Texte présenté -

********************

L’investissement autonome, c’est un peu comme la cuisine italienne: ça semble simple, mais c’est un art subtil. La comparaison ne s’arrête pas là, car, la représentation visuelle des catégories d’une répartition d’actifs d’un portefeuille ressemble souvent à une bonne pizza garnie.
Cinq ingrédients de base sont essentiels ; du temps, de l’intérêt, de la discipline, des compétences et un brin d’humilité. Ensemble, ils peuvent donner un résultat savoureux… ou une catastrophe carbonisée si on ne respecte pas la recette. Alors, avant de vous autoproclamer grand chef de vos finances, voici les dix commandements qui vous éviteront de confondre indépendance et imprudence.
1. Tu te connaîtras toi-même (et ton appétit pour le risque)
Avant de cliquer sur « Acheter » ou « Vendre », fais d’abord ton introspection et de nombreuses pratiques. L’investissement autonome n’est pas une affaire d’intelligence, mais de tempérament. Es-tu de ceux qui dorment paisiblement pendant un krach boursier ? Ou de ceux qui rafraîchissent leur écran toutes les 20 secondes ?

********************

Données fournies -

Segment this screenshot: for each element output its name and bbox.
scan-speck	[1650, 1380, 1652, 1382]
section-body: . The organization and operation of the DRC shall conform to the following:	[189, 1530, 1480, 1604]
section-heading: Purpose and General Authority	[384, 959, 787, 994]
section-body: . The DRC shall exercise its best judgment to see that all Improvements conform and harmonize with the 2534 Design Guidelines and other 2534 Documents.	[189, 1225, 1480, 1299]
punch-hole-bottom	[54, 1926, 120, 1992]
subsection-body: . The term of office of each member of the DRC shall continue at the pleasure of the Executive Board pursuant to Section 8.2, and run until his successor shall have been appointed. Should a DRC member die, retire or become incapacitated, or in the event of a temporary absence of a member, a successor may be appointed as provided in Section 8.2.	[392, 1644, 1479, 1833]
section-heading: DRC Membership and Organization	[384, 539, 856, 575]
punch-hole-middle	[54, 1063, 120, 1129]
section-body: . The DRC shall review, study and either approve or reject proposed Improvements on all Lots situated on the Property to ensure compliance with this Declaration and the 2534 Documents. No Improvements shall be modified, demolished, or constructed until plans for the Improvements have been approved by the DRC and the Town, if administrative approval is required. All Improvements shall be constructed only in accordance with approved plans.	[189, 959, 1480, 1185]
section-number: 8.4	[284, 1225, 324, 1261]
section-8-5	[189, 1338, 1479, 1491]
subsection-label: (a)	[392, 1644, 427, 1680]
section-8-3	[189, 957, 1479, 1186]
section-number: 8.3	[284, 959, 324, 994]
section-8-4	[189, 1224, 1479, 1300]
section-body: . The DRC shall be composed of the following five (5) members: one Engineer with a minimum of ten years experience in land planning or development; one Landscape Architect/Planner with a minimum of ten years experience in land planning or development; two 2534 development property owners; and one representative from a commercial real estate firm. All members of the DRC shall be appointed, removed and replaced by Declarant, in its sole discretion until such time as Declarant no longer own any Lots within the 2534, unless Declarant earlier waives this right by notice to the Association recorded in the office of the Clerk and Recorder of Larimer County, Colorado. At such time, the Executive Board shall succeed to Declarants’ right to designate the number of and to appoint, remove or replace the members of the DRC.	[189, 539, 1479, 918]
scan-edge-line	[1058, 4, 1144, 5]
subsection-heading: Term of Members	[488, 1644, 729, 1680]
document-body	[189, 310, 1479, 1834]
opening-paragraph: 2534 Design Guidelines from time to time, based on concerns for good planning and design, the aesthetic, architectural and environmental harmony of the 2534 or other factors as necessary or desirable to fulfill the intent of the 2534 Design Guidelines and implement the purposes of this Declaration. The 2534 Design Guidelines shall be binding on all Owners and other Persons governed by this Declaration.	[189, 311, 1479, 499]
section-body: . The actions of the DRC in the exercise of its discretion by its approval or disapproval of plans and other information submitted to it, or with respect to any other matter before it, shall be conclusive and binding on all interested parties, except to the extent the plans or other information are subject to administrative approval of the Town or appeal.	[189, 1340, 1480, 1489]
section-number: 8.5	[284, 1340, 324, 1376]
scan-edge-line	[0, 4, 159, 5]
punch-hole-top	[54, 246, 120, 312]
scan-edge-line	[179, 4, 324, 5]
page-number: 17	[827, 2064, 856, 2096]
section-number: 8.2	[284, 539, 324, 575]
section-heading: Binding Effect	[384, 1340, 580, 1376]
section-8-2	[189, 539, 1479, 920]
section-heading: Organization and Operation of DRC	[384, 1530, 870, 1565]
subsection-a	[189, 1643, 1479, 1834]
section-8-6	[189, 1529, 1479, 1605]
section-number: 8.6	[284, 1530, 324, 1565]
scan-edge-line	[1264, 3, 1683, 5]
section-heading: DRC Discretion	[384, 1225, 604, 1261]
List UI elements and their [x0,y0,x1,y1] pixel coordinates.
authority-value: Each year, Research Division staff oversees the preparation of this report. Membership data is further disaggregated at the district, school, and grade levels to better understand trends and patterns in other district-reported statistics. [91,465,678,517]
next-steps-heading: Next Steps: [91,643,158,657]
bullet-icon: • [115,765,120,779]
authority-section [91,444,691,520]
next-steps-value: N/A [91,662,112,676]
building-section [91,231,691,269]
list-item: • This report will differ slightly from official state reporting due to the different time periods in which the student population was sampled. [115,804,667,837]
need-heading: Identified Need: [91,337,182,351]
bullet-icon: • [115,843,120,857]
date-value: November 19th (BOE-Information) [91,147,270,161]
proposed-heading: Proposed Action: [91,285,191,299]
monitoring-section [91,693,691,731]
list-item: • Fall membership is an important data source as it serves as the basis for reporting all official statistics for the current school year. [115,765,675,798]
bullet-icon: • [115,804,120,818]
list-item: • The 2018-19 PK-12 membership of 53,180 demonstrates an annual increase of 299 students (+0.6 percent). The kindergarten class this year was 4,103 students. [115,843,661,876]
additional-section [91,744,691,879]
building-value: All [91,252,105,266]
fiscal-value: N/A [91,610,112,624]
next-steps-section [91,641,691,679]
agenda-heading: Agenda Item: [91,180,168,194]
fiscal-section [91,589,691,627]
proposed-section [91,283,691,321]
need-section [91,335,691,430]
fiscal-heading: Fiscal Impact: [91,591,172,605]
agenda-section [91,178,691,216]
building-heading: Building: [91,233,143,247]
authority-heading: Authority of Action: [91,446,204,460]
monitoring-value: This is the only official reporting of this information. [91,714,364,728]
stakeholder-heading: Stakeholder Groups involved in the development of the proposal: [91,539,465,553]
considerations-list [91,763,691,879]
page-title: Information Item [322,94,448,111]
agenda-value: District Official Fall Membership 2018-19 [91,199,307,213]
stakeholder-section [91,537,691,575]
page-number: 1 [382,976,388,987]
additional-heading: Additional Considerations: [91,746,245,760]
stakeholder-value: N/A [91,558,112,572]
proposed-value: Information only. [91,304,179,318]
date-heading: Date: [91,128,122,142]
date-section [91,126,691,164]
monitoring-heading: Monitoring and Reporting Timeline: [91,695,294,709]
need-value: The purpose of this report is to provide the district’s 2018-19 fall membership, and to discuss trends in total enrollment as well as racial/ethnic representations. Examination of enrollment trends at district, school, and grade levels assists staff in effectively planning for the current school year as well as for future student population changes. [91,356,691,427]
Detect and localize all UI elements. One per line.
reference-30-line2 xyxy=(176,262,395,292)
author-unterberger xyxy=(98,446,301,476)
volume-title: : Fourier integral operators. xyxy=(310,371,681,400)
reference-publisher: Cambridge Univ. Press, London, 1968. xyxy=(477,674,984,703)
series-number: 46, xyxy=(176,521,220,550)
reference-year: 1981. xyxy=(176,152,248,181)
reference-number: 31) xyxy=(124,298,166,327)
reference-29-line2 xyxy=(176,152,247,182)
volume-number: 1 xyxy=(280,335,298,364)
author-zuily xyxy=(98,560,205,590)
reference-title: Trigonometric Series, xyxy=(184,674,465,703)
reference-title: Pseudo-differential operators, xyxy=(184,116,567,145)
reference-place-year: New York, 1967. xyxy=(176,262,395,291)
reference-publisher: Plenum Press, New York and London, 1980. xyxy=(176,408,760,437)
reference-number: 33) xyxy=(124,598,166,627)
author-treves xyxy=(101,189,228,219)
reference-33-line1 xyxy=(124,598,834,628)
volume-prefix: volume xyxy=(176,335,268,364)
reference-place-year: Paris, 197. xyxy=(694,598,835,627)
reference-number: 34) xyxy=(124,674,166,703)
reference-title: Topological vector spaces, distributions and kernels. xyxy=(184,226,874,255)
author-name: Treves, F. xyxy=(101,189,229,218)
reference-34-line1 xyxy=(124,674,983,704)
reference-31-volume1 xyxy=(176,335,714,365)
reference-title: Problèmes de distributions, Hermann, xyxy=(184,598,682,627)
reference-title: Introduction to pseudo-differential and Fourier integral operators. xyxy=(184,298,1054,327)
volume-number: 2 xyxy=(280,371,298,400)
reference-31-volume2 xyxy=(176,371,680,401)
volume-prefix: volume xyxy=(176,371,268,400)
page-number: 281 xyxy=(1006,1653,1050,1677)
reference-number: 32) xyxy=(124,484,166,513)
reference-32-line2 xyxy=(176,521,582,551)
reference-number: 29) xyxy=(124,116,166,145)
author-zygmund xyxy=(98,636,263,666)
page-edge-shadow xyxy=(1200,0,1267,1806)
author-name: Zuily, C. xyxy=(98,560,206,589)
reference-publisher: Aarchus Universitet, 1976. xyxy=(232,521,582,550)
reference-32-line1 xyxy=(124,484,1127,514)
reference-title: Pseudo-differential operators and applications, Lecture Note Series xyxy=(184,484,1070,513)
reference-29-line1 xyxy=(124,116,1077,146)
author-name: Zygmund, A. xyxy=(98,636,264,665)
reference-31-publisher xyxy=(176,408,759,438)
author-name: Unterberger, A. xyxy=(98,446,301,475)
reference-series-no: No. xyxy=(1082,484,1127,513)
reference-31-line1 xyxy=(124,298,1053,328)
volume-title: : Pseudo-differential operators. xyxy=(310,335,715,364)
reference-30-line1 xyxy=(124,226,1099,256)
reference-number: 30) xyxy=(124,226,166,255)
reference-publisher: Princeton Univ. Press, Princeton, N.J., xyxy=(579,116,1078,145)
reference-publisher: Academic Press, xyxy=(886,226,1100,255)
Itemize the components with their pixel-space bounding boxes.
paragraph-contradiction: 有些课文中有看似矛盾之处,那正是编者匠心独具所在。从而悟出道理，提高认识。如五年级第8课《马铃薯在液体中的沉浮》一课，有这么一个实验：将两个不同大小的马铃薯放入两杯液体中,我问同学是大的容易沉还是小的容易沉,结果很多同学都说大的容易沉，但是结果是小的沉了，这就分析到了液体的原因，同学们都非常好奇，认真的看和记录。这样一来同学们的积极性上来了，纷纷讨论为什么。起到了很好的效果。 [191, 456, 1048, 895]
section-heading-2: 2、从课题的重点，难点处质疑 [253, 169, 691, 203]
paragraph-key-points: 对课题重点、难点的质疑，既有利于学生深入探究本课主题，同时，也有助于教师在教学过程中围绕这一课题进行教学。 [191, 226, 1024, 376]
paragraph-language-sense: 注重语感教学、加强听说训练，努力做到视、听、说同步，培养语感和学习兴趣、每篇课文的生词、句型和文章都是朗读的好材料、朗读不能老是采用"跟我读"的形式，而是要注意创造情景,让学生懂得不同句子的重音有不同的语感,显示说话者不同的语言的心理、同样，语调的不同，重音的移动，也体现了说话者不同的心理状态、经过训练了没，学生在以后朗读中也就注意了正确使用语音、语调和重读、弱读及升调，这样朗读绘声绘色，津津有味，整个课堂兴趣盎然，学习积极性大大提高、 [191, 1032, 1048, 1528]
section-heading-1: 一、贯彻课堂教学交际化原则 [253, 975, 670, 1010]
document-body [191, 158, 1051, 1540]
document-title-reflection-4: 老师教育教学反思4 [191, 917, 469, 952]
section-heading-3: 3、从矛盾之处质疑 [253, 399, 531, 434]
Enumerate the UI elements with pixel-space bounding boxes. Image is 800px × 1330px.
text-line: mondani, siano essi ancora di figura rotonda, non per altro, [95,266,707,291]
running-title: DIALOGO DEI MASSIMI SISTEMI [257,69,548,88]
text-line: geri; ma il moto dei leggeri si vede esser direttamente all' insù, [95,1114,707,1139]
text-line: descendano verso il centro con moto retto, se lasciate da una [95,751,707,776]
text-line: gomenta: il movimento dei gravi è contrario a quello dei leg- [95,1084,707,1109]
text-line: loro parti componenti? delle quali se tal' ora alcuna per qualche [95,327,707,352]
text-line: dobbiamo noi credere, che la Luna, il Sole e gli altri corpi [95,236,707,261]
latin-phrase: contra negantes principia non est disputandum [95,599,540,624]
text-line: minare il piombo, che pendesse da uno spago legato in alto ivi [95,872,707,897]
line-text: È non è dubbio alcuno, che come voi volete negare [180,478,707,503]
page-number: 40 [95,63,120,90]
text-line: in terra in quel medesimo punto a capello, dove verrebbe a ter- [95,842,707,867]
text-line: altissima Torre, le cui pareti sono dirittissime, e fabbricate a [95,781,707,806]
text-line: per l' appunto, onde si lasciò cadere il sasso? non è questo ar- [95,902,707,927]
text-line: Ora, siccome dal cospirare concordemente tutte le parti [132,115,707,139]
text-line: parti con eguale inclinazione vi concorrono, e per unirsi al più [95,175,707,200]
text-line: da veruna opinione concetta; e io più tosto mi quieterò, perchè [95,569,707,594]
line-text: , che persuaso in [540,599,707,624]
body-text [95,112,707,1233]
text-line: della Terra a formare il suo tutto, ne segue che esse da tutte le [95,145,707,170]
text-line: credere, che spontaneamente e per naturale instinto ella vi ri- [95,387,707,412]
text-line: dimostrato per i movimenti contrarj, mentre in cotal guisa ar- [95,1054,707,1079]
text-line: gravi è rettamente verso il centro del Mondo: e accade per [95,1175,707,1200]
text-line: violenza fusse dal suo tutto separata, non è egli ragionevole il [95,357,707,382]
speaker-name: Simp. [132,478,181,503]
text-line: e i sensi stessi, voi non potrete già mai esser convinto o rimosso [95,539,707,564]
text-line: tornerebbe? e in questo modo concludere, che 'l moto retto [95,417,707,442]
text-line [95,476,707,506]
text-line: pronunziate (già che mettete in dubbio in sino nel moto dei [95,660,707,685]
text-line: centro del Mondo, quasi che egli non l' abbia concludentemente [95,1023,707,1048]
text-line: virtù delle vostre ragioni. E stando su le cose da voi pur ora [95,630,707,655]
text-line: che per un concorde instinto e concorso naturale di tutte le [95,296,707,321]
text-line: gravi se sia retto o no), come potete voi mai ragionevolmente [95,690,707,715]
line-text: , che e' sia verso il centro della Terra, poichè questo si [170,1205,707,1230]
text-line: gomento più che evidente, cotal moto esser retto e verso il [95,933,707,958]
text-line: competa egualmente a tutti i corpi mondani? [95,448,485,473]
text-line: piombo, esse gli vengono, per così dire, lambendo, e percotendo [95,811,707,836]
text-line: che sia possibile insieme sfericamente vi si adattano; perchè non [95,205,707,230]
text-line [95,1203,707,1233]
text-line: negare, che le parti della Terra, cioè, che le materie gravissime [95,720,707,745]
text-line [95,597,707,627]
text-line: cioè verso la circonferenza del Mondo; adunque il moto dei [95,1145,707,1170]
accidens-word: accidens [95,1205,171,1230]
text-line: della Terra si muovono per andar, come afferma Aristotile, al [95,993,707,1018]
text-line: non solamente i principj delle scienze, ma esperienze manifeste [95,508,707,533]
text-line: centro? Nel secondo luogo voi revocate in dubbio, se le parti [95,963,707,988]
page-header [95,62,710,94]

********************

Liste des tâches -
**1)** Recopiez mot pour mot les entrées, depuis leur début jusqu'à la ligne contenant « 1926, 120, 1992] », cette ligne comprise.
**2)** Poursuivez le texte sur l'investissement autonome à partir de sa dernière phrase.
Le texte et les entrées n'ont aucun lien entre eux.

Liste des réponses -
**1)**
Segment this screenshot: for each element output its name and bbox.
scan-speck	[1650, 1380, 1652, 1382]
section-body: . The organization and operation of the DRC shall conform to the following:	[189, 1530, 1480, 1604]
section-heading: Purpose and General Authority	[384, 959, 787, 994]
section-body: . The DRC shall exercise its best judgment to see that all Improvements conform and harmonize with the 2534 Design Guidelines and other 2534 Documents.	[189, 1225, 1480, 1299]
punch-hole-bottom	[54, 1926, 120, 1992]

**2)**
La clé est de connaître ton profil d’investisseur : prudent, modéré, équilibré, dynamique ou audacieux ? La majorité des erreurs viennent d’une incohérence entre ta personnalité et ta stratégie. Souviens-toi : Warren Buffett n’est pas devenu riche en achetant les mêmes produits que la foule ni en fonçant sans réfléchir.
2. Tu pratiqueras l’humilité et la modestie
L’investissement, c’est le seul domaine où plus tu apprends, plus tu réalises que tu ne sais rien. Les marchés sont des créatures capricieuses, souvent irrationnelles. Si tu crois avoir trouvé la formule magique, tu es probablement en train de la perdre.L’humilité, c’est reconnaître que tu n’as pas toujours raison — et que le hasard, lui, adore se mêler de tes affaires. L’investisseur autonome qui survit longtemps est celui qui doute souvent… et s’ajuste.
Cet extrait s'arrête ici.